Supplied information »
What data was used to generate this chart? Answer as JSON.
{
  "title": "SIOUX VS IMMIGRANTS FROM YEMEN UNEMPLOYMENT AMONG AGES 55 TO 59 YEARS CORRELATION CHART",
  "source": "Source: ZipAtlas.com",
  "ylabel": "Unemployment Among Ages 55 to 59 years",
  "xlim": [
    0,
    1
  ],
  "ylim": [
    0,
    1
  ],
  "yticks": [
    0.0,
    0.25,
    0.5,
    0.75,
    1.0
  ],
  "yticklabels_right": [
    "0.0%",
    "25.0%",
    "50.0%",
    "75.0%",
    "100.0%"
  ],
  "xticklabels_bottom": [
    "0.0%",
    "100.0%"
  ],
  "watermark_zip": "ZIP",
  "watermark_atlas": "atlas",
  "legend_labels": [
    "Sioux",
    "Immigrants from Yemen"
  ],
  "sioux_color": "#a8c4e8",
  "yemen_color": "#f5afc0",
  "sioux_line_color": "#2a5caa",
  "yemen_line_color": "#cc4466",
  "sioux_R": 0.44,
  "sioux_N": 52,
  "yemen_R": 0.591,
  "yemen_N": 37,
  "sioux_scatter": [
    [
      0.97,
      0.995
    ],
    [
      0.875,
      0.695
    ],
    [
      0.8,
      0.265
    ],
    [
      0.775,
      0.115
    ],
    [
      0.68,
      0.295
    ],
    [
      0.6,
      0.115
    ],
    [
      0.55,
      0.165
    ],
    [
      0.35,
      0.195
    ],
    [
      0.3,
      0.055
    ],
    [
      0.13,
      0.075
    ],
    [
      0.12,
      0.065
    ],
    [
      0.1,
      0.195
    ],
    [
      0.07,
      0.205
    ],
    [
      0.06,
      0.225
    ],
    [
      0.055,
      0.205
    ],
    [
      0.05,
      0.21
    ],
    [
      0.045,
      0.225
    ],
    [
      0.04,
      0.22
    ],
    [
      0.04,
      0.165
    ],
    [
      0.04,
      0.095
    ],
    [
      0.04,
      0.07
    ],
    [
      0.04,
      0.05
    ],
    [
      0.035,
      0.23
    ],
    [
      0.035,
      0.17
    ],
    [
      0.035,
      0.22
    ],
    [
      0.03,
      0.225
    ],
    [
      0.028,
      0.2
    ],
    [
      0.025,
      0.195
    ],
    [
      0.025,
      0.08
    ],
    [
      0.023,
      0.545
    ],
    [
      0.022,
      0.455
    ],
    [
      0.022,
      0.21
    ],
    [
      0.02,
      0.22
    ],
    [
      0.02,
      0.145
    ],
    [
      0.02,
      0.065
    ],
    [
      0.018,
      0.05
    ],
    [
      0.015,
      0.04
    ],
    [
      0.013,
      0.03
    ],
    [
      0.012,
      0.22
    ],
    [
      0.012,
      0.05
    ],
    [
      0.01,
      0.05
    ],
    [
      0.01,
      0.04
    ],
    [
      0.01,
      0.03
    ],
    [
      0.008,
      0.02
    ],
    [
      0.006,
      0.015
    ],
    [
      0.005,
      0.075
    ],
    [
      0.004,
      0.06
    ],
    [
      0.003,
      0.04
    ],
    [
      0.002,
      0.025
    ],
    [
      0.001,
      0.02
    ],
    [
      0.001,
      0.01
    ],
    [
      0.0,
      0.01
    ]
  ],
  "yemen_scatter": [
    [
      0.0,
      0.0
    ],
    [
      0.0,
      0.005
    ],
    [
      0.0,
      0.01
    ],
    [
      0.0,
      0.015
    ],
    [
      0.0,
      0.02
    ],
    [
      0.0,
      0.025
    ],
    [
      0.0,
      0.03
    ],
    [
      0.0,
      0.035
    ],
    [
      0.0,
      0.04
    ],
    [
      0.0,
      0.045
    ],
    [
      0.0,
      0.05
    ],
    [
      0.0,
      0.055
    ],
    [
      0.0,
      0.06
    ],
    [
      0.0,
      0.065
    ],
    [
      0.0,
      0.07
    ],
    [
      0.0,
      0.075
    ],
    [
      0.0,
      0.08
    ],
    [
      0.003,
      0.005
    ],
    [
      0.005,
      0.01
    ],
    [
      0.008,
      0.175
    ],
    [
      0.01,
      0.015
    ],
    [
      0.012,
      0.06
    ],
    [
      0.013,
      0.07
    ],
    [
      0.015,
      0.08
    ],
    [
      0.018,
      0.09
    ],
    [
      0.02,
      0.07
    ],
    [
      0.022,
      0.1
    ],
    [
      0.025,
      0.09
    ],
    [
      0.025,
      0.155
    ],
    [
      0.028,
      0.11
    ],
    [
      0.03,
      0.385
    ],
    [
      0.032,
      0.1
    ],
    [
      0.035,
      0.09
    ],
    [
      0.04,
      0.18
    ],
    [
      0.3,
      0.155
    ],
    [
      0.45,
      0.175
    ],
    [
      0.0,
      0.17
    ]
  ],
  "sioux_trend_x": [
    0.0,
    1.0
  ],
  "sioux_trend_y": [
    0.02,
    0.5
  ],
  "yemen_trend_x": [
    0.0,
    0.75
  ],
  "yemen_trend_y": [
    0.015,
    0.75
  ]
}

Job »
Copy out the material above in its entirety. Every detail must match.

Answer to the problem »
What data was used to generate this chart? Answer as JSON.
{
  "title": "SIOUX VS IMMIGRANTS FROM YEMEN UNEMPLOYMENT AMONG AGES 55 TO 59 YEARS CORRELATION CHART",
  "source": "Source: ZipAtlas.com",
  "ylabel": "Unemployment Among Ages 55 to 59 years",
  "xlim": [
    0,
    1
  ],
  "ylim": [
    0,
    1
  ],
  "yticks": [
    0.0,
    0.25,
    0.5,
    0.75,
    1.0
  ],
  "yticklabels_right": [
    "0.0%",
    "25.0%",
    "50.0%",
    "75.0%",
    "100.0%"
  ],
  "xticklabels_bottom": [
    "0.0%",
    "100.0%"
  ],
  "watermark_zip": "ZIP",
  "watermark_atlas": "atlas",
  "legend_labels": [
    "Sioux",
    "Immigrants from Yemen"
  ],
  "sioux_color": "#a8c4e8",
  "yemen_color": "#f5afc0",
  "sioux_line_color": "#2a5caa",
  "yemen_line_color": "#cc4466",
  "sioux_R": 0.44,
  "sioux_N": 52,
  "yemen_R": 0.591,
  "yemen_N": 37,
  "sioux_scatter": [
    [
      0.97,
      0.995
    ],
    [
      0.875,
      0.695
    ],
    [
      0.8,
      0.265
    ],
    [
      0.775,
      0.115
    ],
    [
      0.68,
      0.295
    ],
    [
      0.6,
      0.115
    ],
    [
      0.55,
      0.165
    ],
    [
      0.35,
      0.195
    ],
    [
      0.3,
      0.055
    ],
    [
      0.13,
      0.075
    ],
    [
      0.12,
      0.065
    ],
    [
      0.1,
      0.195
    ],
    [
      0.07,
      0.205
    ],
    [
      0.06,
      0.225
    ],
    [
      0.055,
      0.205
    ],
    [
      0.05,
      0.21
    ],
    [
      0.045,
      0.225
    ],
    [
      0.04,
      0.22
    ],
    [
      0.04,
      0.165
    ],
    [
      0.04,
      0.095
    ],
    [
      0.04,
      0.07
    ],
    [
      0.04,
      0.05
    ],
    [
      0.035,
      0.23
    ],
    [
      0.035,
      0.17
    ],
    [
      0.035,
      0.22
    ],
    [
      0.03,
      0.225
    ],
    [
      0.028,
      0.2
    ],
    [
      0.025,
      0.195
    ],
    [
      0.025,
      0.08
    ],
    [
      0.023,
      0.545
    ],
    [
      0.022,
      0.455
    ],
    [
      0.022,
      0.21
    ],
    [
      0.02,
      0.22
    ],
    [
      0.02,
      0.145
    ],
    [
      0.02,
      0.065
    ],
    [
      0.018,
      0.05
    ],
    [
      0.015,
      0.04
    ],
    [
      0.013,
      0.03
    ],
    [
      0.012,
      0.22
    ],
    [
      0.012,
      0.05
    ],
    [
      0.01,
      0.05
    ],
    [
      0.01,
      0.04
    ],
    [
      0.01,
      0.03
    ],
    [
      0.008,
      0.02
    ],
    [
      0.006,
      0.015
    ],
    [
      0.005,
      0.075
    ],
    [
      0.004,
      0.06
    ],
    [
      0.003,
      0.04
    ],
    [
      0.002,
      0.025
    ],
    [
      0.001,
      0.02
    ],
    [
      0.001,
      0.01
    ],
    [
      0.0,
      0.01
    ]
  ],
  "yemen_scatter": [
    [
      0.0,
      0.0
    ],
    [
      0.0,
      0.005
    ],
    [
      0.0,
      0.01
    ],
    [
      0.0,
      0.015
    ],
    [
      0.0,
      0.02
    ],
    [
      0.0,
      0.025
    ],
    [
      0.0,
      0.03
    ],
    [
      0.0,
      0.035
    ],
    [
      0.0,
      0.04
    ],
    [
      0.0,
      0.045
    ],
    [
      0.0,
      0.05
    ],
    [
      0.0,
      0.055
    ],
    [
      0.0,
      0.06
    ],
    [
      0.0,
      0.065
    ],
    [
      0.0,
      0.07
    ],
    [
      0.0,
      0.075
    ],
    [
      0.0,
      0.08
    ],
    [
      0.003,
      0.005
    ],
    [
      0.005,
      0.01
    ],
    [
      0.008,
      0.175
    ],
    [
      0.01,
      0.015
    ],
    [
      0.012,
      0.06
    ],
    [
      0.013,
      0.07
    ],
    [
      0.015,
      0.08
    ],
    [
      0.018,
      0.09
    ],
    [
      0.02,
      0.07
    ],
    [
      0.022,
      0.1
    ],
    [
      0.025,
      0.09
    ],
    [
      0.025,
      0.155
    ],
    [
      0.028,
      0.11
    ],
    [
      0.03,
      0.385
    ],
    [
      0.032,
      0.1
    ],
    [
      0.035,
      0.09
    ],
    [
      0.04,
      0.18
    ],
    [
      0.3,
      0.155
    ],
    [
      0.45,
      0.175
    ],
    [
      0.0,
      0.17
    ]
  ],
  "sioux_trend_x": [
    0.0,
    1.0
  ],
  "sioux_trend_y": [
    0.02,
    0.5
  ],
  "yemen_trend_x": [
    0.0,
    0.75
  ],
  "yemen_trend_y": [
    0.015,
    0.75
  ]
}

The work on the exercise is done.